■ **Directive**:
Give an exact copy of every line, leaving images out.

(Lines of data)
-*-

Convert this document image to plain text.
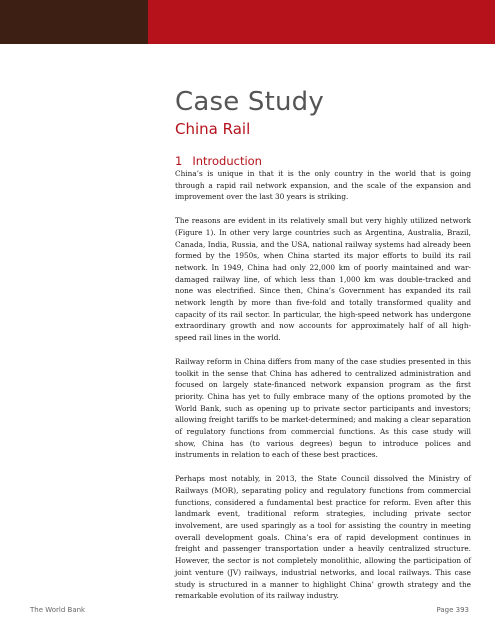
Case Study
China Rail
1 Introduction

China’s is unique in that it is the only country in the world that is going through a rapid rail network expansion, and the scale of the expansion and improvement over the last 30 years is striking.

The reasons are evident in its relatively small but very highly utilized network (Figure 1). In other very large countries such as Argentina, Australia, Brazil, Canada, India, Russia, and the USA, national railway systems had already been formed by the 1950s, when China started its major efforts to build its rail network. In 1949, China had only 22,000 km of poorly maintained and war-damaged railway line, of which less than 1,000 km was double-tracked and none was electrified. Since then, China’s Government has expanded its rail network length by more than five-fold and totally transformed quality and capacity of its rail sector. In particular, the high-speed network has undergone extraordinary growth and now accounts for approximately half of all high-speed rail lines in the world.

Railway reform in China differs from many of the case studies presented in this toolkit in the sense that China has adhered to centralized administration and focused on largely state-financed network expansion program as the first priority. China has yet to fully embrace many of the options promoted by the World Bank, such as opening up to private sector participants and investors; allowing freight tariffs to be market-determined; and making a clear separation of regulatory functions from commercial functions. As this case study will show, China has (to various degrees) begun to introduce polices and instruments in relation to each of these best practices.

Perhaps most notably, in 2013, the State Council dissolved the Ministry of Railways (MOR), separating policy and regulatory functions from commercial functions, considered a fundamental best practice for reform. Even after this landmark event, traditional reform strategies, including private sector involvement, are used sparingly as a tool for assisting the country in meeting overall development goals. China’s era of rapid development continues in freight and passenger transportation under a heavily centralized structure. However, the sector is not completely monolithic, allowing the participation of joint venture (JV) railways, industrial networks, and local railways. This case study is structured in a manner to highlight China’ growth strategy and the remarkable evolution of its railway industry.

The World Bank	Page 393
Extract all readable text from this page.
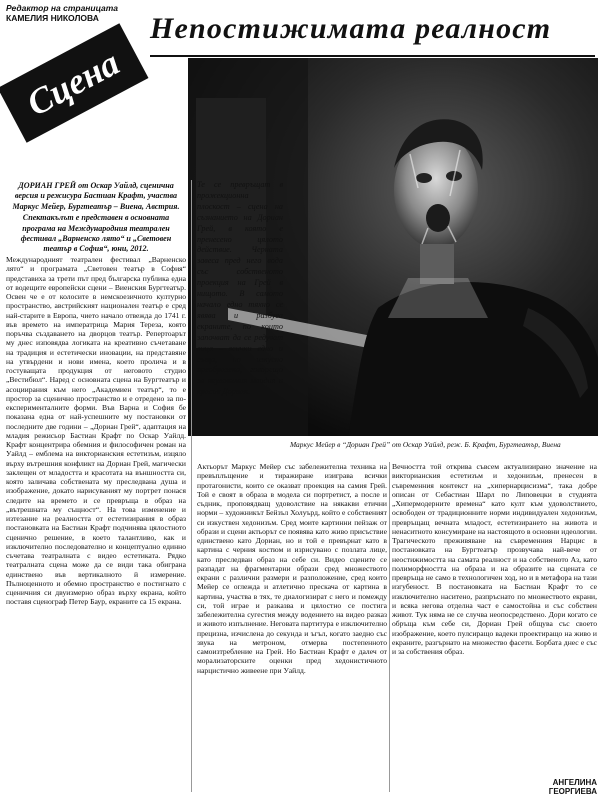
Редактор на страницата
КАМЕЛИЯ НИКОЛОВА
Сцена
Непостижимата реалност
Маркус Мейер в “Дориан Грей” от Оскар Уайлд, реж. Б. Крафт, Бургтеатър, Виена
ДОРИАН ГРЕЙ от Оскар Уайлд, сценична версия и режисура Бастиан Крафт, участва Маркус Мейер, Бургтеатър – Виена, Австрия.
Спектакълът е представен в основната програма на Международния театрален фестивал „Варненско лято“ и „Световен театър в София“, юни, 2012.
Международният театрален фестивал „Варненско лято“ и програмата „Световен театър в София“ представиха за трети път пред българска публика една от водещите европейски сцени – Виенския Бургтеатър. Освен че е от колосите в немскоезичното културно пространство, австрийският национален театър е сред най-старите в Европа, чието начало отвежда до 1741 г. във времето на императрица Мария Тереза, която поръчва създаването на дворцов театър. Репертоарът му днес изповядва логиката на креативно съчетаване на традиция и естетически иновации, на представяне на утвърдени и нови имена, което пролича и в гостуващата продукция от неговото студио „Вестибюл“. Наред с основната сцена на Бургтеатър и асоциирания към него „Академиен театър“, то е простор за сценично пространство и е отредено за по-експерименталните форми. Във Варна и София бе показана една от най-успешните му постановки от последните две години – „Дориан Грей“, адаптация на младия режисьор Бастиан Крафт по Оскар Уайлд. Крафт концентрира обемния и философичен роман на Уайлд – емблема на викторианския естетизъм, изцяло върху вътрешния конфликт на Дориан Грей, магически заклещен от младостта и красотата на външността си, която заличава собствената му преследвана душа и изображение, докато нарисуваният му портрет понася следите на времето и се превръща в образ на „вътрешната му същност“. На това изменение и изтезание на реалността от естетизирания в образ постановката на Бастиан Крафт подчинява цялостното сценично решение, в което талантливо, как и изключително последователно и концептуално единно съчетава театралната с видео естетиката. Рядко театралната сцена може да се види така обиграна единствено във вертикалното й измерение. Пълноценното и обемно пространство е постигнато с сценичния си двуизмерно образ върху екрана, който поставя сценограф Петер Баур, екраните са 15 екрана.
Те се превръщат в прожекционна плоскост – сцена на съзнанието на Дориан Грей, в която е пренесено цялото действие. Черната завеса пред него вода със собственото проекция на Грей в нищото. В самото начало едно тяхно се явява и разбува екраните, по които започват да се редуват лица – всички едно и също, но изкусно преобразено, говорещо за неуловимия младия и красив Дориан.
Актьорът Маркус Мейер със забележителна техника на превъплъщение и тиражиране изиграва всички протагонисти, които се оказват проекция на самия Грей. Той е своят в образа в модела си портретист, а после и съдник, проповядващ удоволствие на някакви етични норми – художникът Бейзъл Холуърд, който е собственият си изкуствен хедонизъм. Сред моите картинни пейзаж от образи и сцени актьорът се появява като живо присъствие единствено като Дориан, но и той е превърнат като в картина с черния костюм и изрисувано с позлата лице, като преследван образ на себе си. Видео сцените се разпадат на фрагментарни образи сред множеството екрани с различни размери и разположение, сред които Мейер се оглежда и атлетично прескача от картина в картина, участва в тях, те диалогизират с него и помежду си, той играе и разказва и цялостно се постига забележителна сугестия между водението на видео разказ и живото изпълнение. Неговата партитура е изключително прецизна, изчислена до секунда и ъгъл, когато заедно със звука на метроном, отмерва постепенното самоизтребление на Грей. Но Бастиан Крафт е далеч от морализаторските оценки пред хедонистичното нарцистично живеене при Уайлд.
Вечността той открива съвсем актуализирано значение на викторианския естетизъм и хедонизъм, пренесен в съвременния контекст на „хипернарцисизма“, така добре описан от Себастиан Шарл по Липовецки в студията „Хипермодерните времена“ като култ към удоволствието, освободен от традиционните норми индивидуален хедонизъм, превръщащ вечната младост, естетизирането на живота и ненаситното консумиране на настоящото в основни идеологии. Трагическото преживяване на съвременния Нарцис в постановката на Бургтеатър прозвучава най-вече от неостижимостта на самата реалност и на собственото Аз, като полиморфността на образа и на образите на сцената се превръща не само в технологичен ход, но и в метафора на тази изгубеност. В постановката на Бастиан Крафт то се изключително наситено, разпръснато по множеството екрани, и всяка негова отделна част е самостойна и със собствен живот. Тук няма не се случва неопосредствено. Дори когато се обръща към себе си, Дориан Грей общува със своето изображение, което пулсиращо вадеки проектиращо на живо и екраните, разгърнато на множество фасети. Борбата днес е със и за собствения образ.
АНГЕЛИНА ГЕОРГИЕВА
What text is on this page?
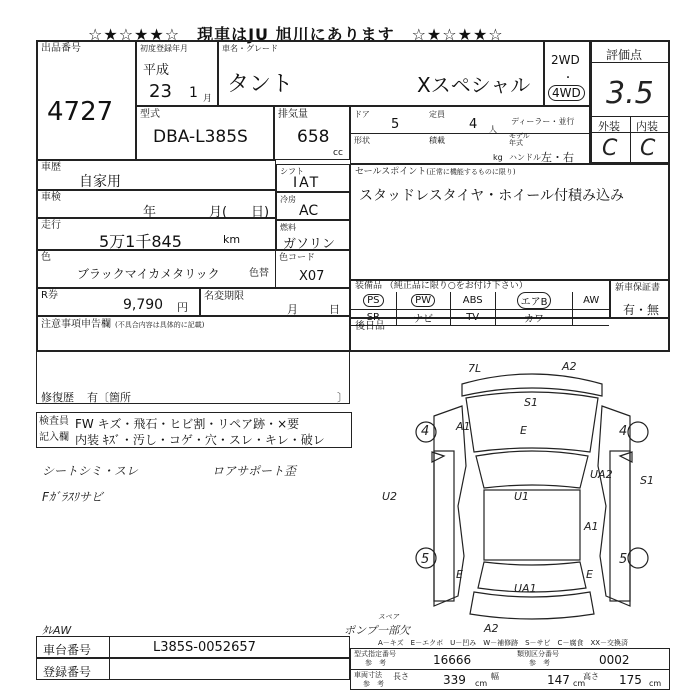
☆★☆★★☆　現車はJU 旭川にあります　☆★☆★★☆
出品番号
4727
初度登録年月
平成
23 1 月
車名・グレード
タント	Xスペシャル
2WD
・
4WD
評価点
3.5
外装 内装
C C
型式
DBA-L385S
排気量
658
cc
ドア
5
定員
4 人
ディーラー・並行
形状	積載
kg
モデル
年式
ハンドル 左・右
車歴
自家用
車検
年	月( 日)
走行
5万1千845	km
色
ブラックマイカメタリック	色替
色コード
X07
R券
9,790 円
名変期限
月	日
シフト
IAT
冷房
AC
燃料
ガソリン
セールスポイント(正常に機能するものに限り)
スタッドレスタイヤ・ホイール付積み込み
装備品 （純正品に限り○をお付け下さい）
PS	PW	ABS	エアB	AW
SR	ナビ	TV	カワ	
新車保証書
有・無
後日品
注意事項申告欄 (不具合内容は具体的に記載)
修復歴 有〔箇所	〕
検査員
記入欄
FW キズ・飛石・ヒビ割・リペア跡・×要
内装 ｷｽﾞ・汚し・コゲ・穴・スレ・キレ・破レ
シートシミ・スレ
Fｶﾞﾗｽﾘサビ
ロアサポート歪
ﾀﾚAW
7L	A2
S1
A1	E
4	4
UA2 S1
U2	U1
A1
5	5
E	E
UA1
A2
スペア
ポンプ一部欠
A－キズ　E－エクボ　U－凹み　W－補修跡　S－サビ　C－腐食　XX－交換済
車台番号	L385S-0052657
登録番号
型式指定番号
参　考	16666	類別区分番号
参　考	0002
車両寸法
参　考
長さ	339 cm
幅	147 cm
高さ 175 cm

-*-

■ **The output**:
Convert this document image to plain text.
Case Study
China Rail
1 Introduction

China’s is unique in that it is the only country in the world that is going through a rapid rail network expansion, and the scale of the expansion and improvement over the last 30 years is striking.

The reasons are evident in its relatively small but very highly utilized network (Figure 1). In other very large countries such as Argentina, Australia, Brazil, Canada, India, Russia, and the USA, national railway systems had already been formed by the 1950s, when China started its major efforts to build its rail network. In 1949, China had only 22,000 km of poorly maintained and war-damaged railway line, of which less than 1,000 km was double-tracked and none was electrified. Since then, China’s Government has expanded its rail network length by more than five-fold and totally transformed quality and capacity of its rail sector. In particular, the high-speed network has undergone extraordinary growth and now accounts for approximately half of all high-speed rail lines in the world.

Railway reform in China differs from many of the case studies presented in this toolkit in the sense that China has adhered to centralized administration and focused on largely state-financed network expansion program as the first priority. China has yet to fully embrace many of the options promoted by the World Bank, such as opening up to private sector participants and investors; allowing freight tariffs to be market-determined; and making a clear separation of regulatory functions from commercial functions. As this case study will show, China has (to various degrees) begun to introduce polices and instruments in relation to each of these best practices.

Perhaps most notably, in 2013, the State Council dissolved the Ministry of Railways (MOR), separating policy and regulatory functions from commercial functions, considered a fundamental best practice for reform. Even after this landmark event, traditional reform strategies, including private sector involvement, are used sparingly as a tool for assisting the country in meeting overall development goals. China’s era of rapid development continues in freight and passenger transportation under a heavily centralized structure. However, the sector is not completely monolithic, allowing the participation of joint venture (JV) railways, industrial networks, and local railways. This case study is structured in a manner to highlight China’ growth strategy and the remarkable evolution of its railway industry.

The World Bank	Page 393
Extract all readable text from this page.
Редактор на страницата
КАМЕЛИЯ НИКОЛОВА
Сцена
Непостижимата реалност
Маркус Мейер в “Дориан Грей” от Оскар Уайлд, реж. Б. Крафт, Бургтеатър, Виена
ДОРИАН ГРЕЙ от Оскар Уайлд, сценична версия и режисура Бастиан Крафт, участва Маркус Мейер, Бургтеатър – Виена, Австрия.
Спектакълът е представен в основната програма на Международния театрален фестивал „Варненско лято“ и „Световен театър в София“, юни, 2012.
Международният театрален фестивал „Варненско лято“ и програмата „Световен театър в София“ представиха за трети път пред българска публика една от водещите европейски сцени – Виенския Бургтеатър. Освен че е от колосите в немскоезичното културно пространство, австрийският национален театър е сред най-старите в Европа, чието начало отвежда до 1741 г. във времето на императрица Мария Тереза, която поръчва създаването на дворцов театър. Репертоарът му днес изповядва логиката на креативно съчетаване на традиция и естетически иновации, на представяне на утвърдени и нови имена, което пролича и в гостуващата продукция от неговото студио „Вестибюл“. Наред с основната сцена на Бургтеатър и асоциирания към него „Академиен театър“, то е простор за сценично пространство и е отредено за по-експерименталните форми. Във Варна и София бе показана една от най-успешните му постановки от последните две години – „Дориан Грей“, адаптация на младия режисьор Бастиан Крафт по Оскар Уайлд. Крафт концентрира обемния и философичен роман на Уайлд – емблема на викторианския естетизъм, изцяло върху вътрешния конфликт на Дориан Грей, магически заклещен от младостта и красотата на външността си, която заличава собствената му преследвана душа и изображение, докато нарисуваният му портрет понася следите на времето и се превръща в образ на „вътрешната му същност“. На това изменение и изтезание на реалността от естетизирания в образ постановката на Бастиан Крафт подчинява цялостното сценично решение, в което талантливо, как и изключително последователно и концептуално единно съчетава театралната с видео естетиката. Рядко театралната сцена може да се види така обиграна единствено във вертикалното й измерение. Пълноценното и обемно пространство е постигнато с сценичния си двуизмерно образ върху екрана, който поставя сценограф Петер Баур, екраните са 15 екрана.
Те се превръщат в прожекционна плоскост – сцена на съзнанието на Дориан Грей, в която е пренесено цялото действие. Черната завеса пред него вода със собственото проекция на Грей в нищото. В самото начало едно тяхно се явява и разбува екраните, по които започват да се редуват лица – всички едно и също, но изкусно преобразено, говорещо за неуловимия младия и красив Дориан.
Актьорът Маркус Мейер със забележителна техника на превъплъщение и тиражиране изиграва всички протагонисти, които се оказват проекция на самия Грей. Той е своят в образа в модела си портретист, а после и съдник, проповядващ удоволствие на някакви етични норми – художникът Бейзъл Холуърд, който е собственият си изкуствен хедонизъм. Сред моите картинни пейзаж от образи и сцени актьорът се появява като живо присъствие единствено като Дориан, но и той е превърнат като в картина с черния костюм и изрисувано с позлата лице, като преследван образ на себе си. Видео сцените се разпадат на фрагментарни образи сред множеството екрани с различни размери и разположение, сред които Мейер се оглежда и атлетично прескача от картина в картина, участва в тях, те диалогизират с него и помежду си, той играе и разказва и цялостно се постига забележителна сугестия между водението на видео разказ и живото изпълнение. Неговата партитура е изключително прецизна, изчислена до секунда и ъгъл, когато заедно със звука на метроном, отмерва постепенното самоизтребление на Грей. Но Бастиан Крафт е далеч от морализаторските оценки пред хедонистичното нарцистично живеене при Уайлд.
Вечността той открива съвсем актуализирано значение на викторианския естетизъм и хедонизъм, пренесен в съвременния контекст на „хипернарцисизма“, така добре описан от Себастиан Шарл по Липовецки в студията „Хипермодерните времена“ като култ към удоволствието, освободен от традиционните норми индивидуален хедонизъм, превръщащ вечната младост, естетизирането на живота и ненаситното консумиране на настоящото в основни идеологии. Трагическото преживяване на съвременния Нарцис в постановката на Бургтеатър прозвучава най-вече от неостижимостта на самата реалност и на собственото Аз, като полиморфността на образа и на образите на сцената се превръща не само в технологичен ход, но и в метафора на тази изгубеност. В постановката на Бастиан Крафт то се изключително наситено, разпръснато по множеството екрани, и всяка негова отделна част е самостойна и със собствен живот. Тук няма не се случва неопосредствено. Дори когато се обръща към себе си, Дориан Грей общува със своето изображение, което пулсиращо вадеки проектиращо на живо и екраните, разгърнато на множество фасети. Борбата днес е със и за собствения образ.
АНГЕЛИНА ГЕОРГИЕВА
What text is on this page?
☆★☆★★☆　現車はJU 旭川にあります　☆★☆★★☆
出品番号
4727
初度登録年月
平成
23 1 月
車名・グレード
タント	Xスペシャル
2WD
・
4WD
評価点
3.5
外装 内装
C C
型式
DBA-L385S
排気量
658
cc
ドア
5
定員
4 人
ディーラー・並行
形状	積載
kg
モデル
年式
ハンドル 左・右
車歴
自家用
車検
年	月( 日)
走行
5万1千845	km
色
ブラックマイカメタリック	色替
色コード
X07
R券
9,790 円
名変期限
月	日
シフト
IAT
冷房
AC
燃料
ガソリン
セールスポイント(正常に機能するものに限り)
スタッドレスタイヤ・ホイール付積み込み
装備品 （純正品に限り○をお付け下さい）
PS	PW	ABS	エアB	AW
SR	ナビ	TV	カワ	
新車保証書
有・無
後日品
注意事項申告欄 (不具合内容は具体的に記載)
修復歴 有〔箇所	〕
検査員
記入欄
FW キズ・飛石・ヒビ割・リペア跡・×要
内装 ｷｽﾞ・汚し・コゲ・穴・スレ・キレ・破レ
シートシミ・スレ
Fｶﾞﾗｽﾘサビ
ロアサポート歪
ﾀﾚAW
7L	A2
S1
A1	E
4	4
UA2 S1
U2	U1
A1
5	5
E	E
UA1
A2
スペア
ポンプ一部欠
A－キズ　E－エクボ　U－凹み　W－補修跡　S－サビ　C－腐食　XX－交換済
車台番号	L385S-0052657
登録番号
型式指定番号
参　考	16666	類別区分番号
参　考	0002
車両寸法
参　考
長さ	339 cm
幅	147 cm
高さ 175 cm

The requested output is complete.